▸ Written request: From the entries below, count the lines with "JSON". Write only the count.

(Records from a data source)
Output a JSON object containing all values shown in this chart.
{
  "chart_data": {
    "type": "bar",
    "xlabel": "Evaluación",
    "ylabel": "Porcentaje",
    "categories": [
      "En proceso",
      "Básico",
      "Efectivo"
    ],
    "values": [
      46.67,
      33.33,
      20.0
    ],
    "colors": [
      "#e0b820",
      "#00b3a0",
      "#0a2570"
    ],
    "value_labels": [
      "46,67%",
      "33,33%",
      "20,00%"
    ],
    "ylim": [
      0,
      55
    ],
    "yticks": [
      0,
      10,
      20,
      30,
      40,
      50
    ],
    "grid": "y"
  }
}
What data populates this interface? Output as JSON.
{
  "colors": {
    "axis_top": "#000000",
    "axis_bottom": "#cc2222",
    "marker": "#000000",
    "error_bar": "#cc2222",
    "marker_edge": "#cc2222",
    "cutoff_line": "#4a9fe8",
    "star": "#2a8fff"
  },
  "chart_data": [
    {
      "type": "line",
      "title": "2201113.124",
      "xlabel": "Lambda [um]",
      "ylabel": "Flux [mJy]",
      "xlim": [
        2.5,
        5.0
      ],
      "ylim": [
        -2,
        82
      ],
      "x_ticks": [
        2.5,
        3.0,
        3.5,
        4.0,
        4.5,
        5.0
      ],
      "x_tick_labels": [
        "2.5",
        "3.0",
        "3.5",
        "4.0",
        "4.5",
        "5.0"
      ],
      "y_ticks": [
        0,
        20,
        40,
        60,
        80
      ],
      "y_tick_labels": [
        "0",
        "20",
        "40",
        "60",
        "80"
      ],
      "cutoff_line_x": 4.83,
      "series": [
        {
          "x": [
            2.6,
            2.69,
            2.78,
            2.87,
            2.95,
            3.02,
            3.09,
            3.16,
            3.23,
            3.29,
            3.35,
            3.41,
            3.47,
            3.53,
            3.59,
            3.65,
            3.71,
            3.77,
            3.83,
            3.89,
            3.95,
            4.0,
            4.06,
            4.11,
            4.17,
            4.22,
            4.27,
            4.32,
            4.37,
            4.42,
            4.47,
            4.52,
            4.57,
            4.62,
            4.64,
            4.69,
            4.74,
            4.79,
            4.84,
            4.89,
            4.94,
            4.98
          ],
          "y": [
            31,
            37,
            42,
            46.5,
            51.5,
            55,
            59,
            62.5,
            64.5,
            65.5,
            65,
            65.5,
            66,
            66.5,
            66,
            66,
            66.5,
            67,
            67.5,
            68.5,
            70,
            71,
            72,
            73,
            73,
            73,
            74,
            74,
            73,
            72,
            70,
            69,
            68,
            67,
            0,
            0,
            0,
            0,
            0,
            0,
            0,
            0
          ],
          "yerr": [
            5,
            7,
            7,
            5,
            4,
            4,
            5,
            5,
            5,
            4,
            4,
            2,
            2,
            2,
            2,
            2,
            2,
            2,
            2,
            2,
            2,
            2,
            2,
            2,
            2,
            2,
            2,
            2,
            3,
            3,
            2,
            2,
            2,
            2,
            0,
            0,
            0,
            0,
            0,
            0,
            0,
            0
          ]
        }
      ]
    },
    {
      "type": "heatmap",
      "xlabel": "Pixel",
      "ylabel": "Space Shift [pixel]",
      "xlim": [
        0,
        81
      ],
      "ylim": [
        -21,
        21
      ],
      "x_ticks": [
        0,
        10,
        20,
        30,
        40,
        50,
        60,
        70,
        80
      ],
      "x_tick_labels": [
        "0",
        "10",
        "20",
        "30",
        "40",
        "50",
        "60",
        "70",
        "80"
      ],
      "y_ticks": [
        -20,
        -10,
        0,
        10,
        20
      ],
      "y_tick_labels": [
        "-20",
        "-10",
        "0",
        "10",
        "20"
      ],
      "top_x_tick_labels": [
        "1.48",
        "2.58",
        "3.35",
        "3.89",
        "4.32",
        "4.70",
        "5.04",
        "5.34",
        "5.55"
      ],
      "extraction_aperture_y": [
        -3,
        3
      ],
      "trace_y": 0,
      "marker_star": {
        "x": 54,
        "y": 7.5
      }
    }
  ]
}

▸ Full solution: 2